(TASK DETAILS)
Each entry needs to be restated exactly as written.

-- -- --

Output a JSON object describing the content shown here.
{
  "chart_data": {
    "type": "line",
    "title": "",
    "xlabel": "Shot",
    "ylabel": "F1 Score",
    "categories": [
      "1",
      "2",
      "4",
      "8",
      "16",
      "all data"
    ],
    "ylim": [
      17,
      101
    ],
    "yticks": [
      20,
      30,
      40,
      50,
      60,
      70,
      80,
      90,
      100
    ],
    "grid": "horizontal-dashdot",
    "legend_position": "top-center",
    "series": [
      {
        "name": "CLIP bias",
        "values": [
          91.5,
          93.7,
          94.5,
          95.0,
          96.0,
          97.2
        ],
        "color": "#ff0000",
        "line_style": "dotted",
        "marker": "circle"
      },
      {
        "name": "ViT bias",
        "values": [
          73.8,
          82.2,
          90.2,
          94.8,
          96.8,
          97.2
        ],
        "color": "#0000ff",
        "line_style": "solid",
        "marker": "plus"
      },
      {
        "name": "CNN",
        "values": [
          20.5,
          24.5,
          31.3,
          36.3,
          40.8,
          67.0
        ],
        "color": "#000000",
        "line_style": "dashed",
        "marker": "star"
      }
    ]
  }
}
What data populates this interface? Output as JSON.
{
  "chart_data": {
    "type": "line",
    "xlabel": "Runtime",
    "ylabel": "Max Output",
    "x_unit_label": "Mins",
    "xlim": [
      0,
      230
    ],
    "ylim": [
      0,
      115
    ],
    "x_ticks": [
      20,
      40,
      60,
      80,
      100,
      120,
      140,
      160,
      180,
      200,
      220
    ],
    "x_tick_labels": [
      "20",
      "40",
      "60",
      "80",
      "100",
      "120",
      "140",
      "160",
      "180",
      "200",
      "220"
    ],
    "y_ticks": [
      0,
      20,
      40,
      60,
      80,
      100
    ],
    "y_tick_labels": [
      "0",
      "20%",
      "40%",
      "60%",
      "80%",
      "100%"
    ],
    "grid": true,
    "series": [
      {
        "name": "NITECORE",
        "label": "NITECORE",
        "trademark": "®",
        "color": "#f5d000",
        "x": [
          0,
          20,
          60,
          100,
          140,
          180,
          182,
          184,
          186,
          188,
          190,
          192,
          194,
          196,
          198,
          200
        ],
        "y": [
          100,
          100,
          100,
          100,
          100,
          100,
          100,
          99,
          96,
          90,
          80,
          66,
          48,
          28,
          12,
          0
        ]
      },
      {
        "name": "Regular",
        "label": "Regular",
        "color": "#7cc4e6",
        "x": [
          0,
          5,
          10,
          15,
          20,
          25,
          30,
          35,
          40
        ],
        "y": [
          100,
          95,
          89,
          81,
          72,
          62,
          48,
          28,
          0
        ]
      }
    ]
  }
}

-- -- --

(ANSWER TO THIS EXERCISE)
Output a JSON object describing the content shown here.
{
  "chart_data": {
    "type": "line",
    "title": "",
    "xlabel": "Shot",
    "ylabel": "F1 Score",
    "categories": [
      "1",
      "2",
      "4",
      "8",
      "16",
      "all data"
    ],
    "ylim": [
      17,
      101
    ],
    "yticks": [
      20,
      30,
      40,
      50,
      60,
      70,
      80,
      90,
      100
    ],
    "grid": "horizontal-dashdot",
    "legend_position": "top-center",
    "series": [
      {
        "name": "CLIP bias",
        "values": [
          91.5,
          93.7,
          94.5,
          95.0,
          96.0,
          97.2
        ],
        "color": "#ff0000",
        "line_style": "dotted",
        "marker": "circle"
      },
      {
        "name": "ViT bias",
        "values": [
          73.8,
          82.2,
          90.2,
          94.8,
          96.8,
          97.2
        ],
        "color": "#0000ff",
        "line_style": "solid",
        "marker": "plus"
      },
      {
        "name": "CNN",
        "values": [
          20.5,
          24.5,
          31.3,
          36.3,
          40.8,
          67.0
        ],
        "color": "#000000",
        "line_style": "dashed",
        "marker": "star"
      }
    ]
  }
}
What data populates this interface? Output as JSON.
{
  "chart_data": {
    "type": "line",
    "xlabel": "Runtime",
    "ylabel": "Max Output",
    "x_unit_label": "Mins",
    "xlim": [
      0,
      230
    ],
    "ylim": [
      0,
      115
    ],
    "x_ticks": [
      20,
      40,
      60,
      80,
      100,
      120,
      140,
      160,
      180,
      200,
      220
    ],
    "x_tick_labels": [
      "20",
      "40",
      "60",
      "80",
      "100",
      "120",
      "140",
      "160",
      "180",
      "200",
      "220"
    ],
    "y_ticks": [
      0,
      20,
      40,
      60,
      80,
      100
    ],
    "y_tick_labels": [
      "0",
      "20%",
      "40%",
      "60%",
      "80%",
      "100%"
    ],
    "grid": true,
    "series": [
      {
        "name": "NITECORE",
        "label": "NITECORE",
        "trademark": "®",
        "color": "#f5d000",
        "x": [
          0,
          20,
          60,
          100,
          140,
          180,
          182,
          184,
          186,
          188,
          190,
          192,
          194,
          196,
          198,
          200
        ],
        "y": [
          100,
          100,
          100,
          100,
          100,
          100,
          100,
          99,
          96,
          90,
          80,
          66,
          48,
          28,
          12,
          0
        ]
      },
      {
        "name": "Regular",
        "label": "Regular",
        "color": "#7cc4e6",
        "x": [
          0,
          5,
          10,
          15,
          20,
          25,
          30,
          35,
          40
        ],
        "y": [
          100,
          95,
          89,
          81,
          72,
          62,
          48,
          28,
          0
        ]
      }
    ]
  }
}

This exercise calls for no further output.